> **SHORT TASK**:
Transcribe all of the material exactly, except for its pictures.

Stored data
++++++++++++++++++++
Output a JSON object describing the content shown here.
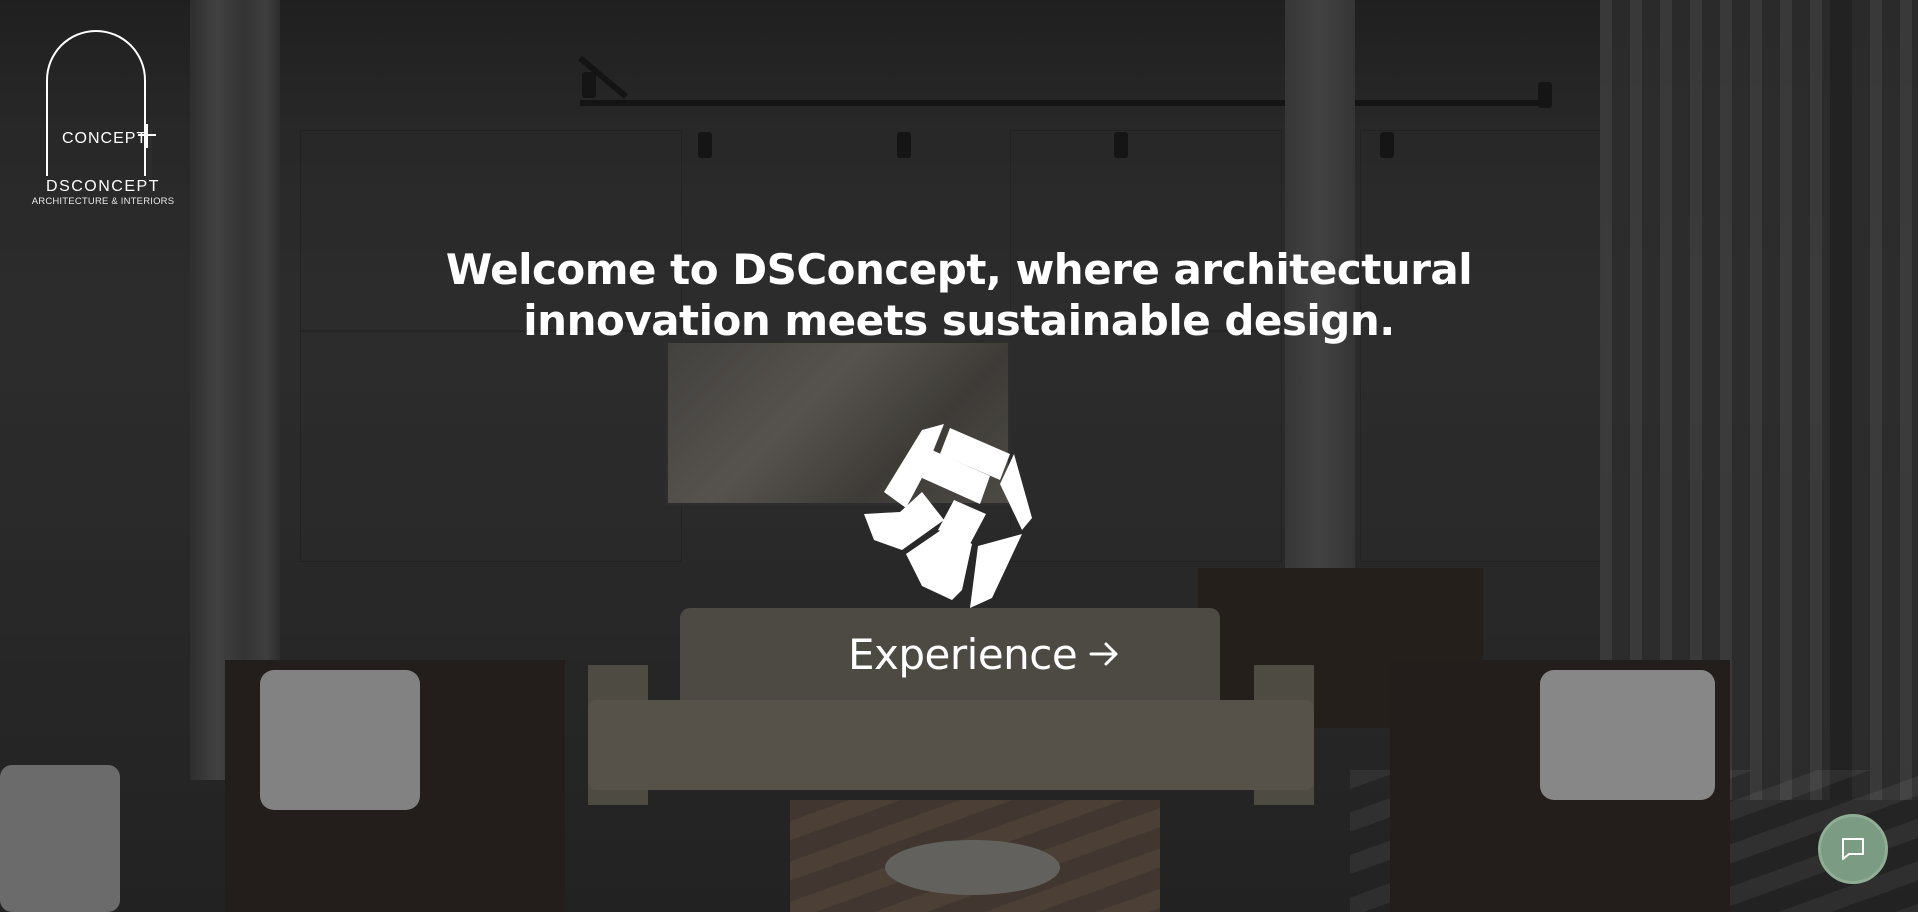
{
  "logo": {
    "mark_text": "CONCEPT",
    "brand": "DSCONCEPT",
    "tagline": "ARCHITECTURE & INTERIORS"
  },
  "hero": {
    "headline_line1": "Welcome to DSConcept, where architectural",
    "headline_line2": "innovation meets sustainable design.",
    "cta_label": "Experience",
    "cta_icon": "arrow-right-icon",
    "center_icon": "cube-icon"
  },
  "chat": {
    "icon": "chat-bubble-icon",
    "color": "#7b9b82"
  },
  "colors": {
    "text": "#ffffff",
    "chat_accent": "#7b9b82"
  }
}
++++++++++++++++++++
> **RESULT BELOW**:
Output a JSON object describing the content shown here.
{
  "logo": {
    "mark_text": "CONCEPT",
    "brand": "DSCONCEPT",
    "tagline": "ARCHITECTURE & INTERIORS"
  },
  "hero": {
    "headline_line1": "Welcome to DSConcept, where architectural",
    "headline_line2": "innovation meets sustainable design.",
    "cta_label": "Experience",
    "cta_icon": "arrow-right-icon",
    "center_icon": "cube-icon"
  },
  "chat": {
    "icon": "chat-bubble-icon",
    "color": "#7b9b82"
  },
  "colors": {
    "text": "#ffffff",
    "chat_accent": "#7b9b82"
  }
}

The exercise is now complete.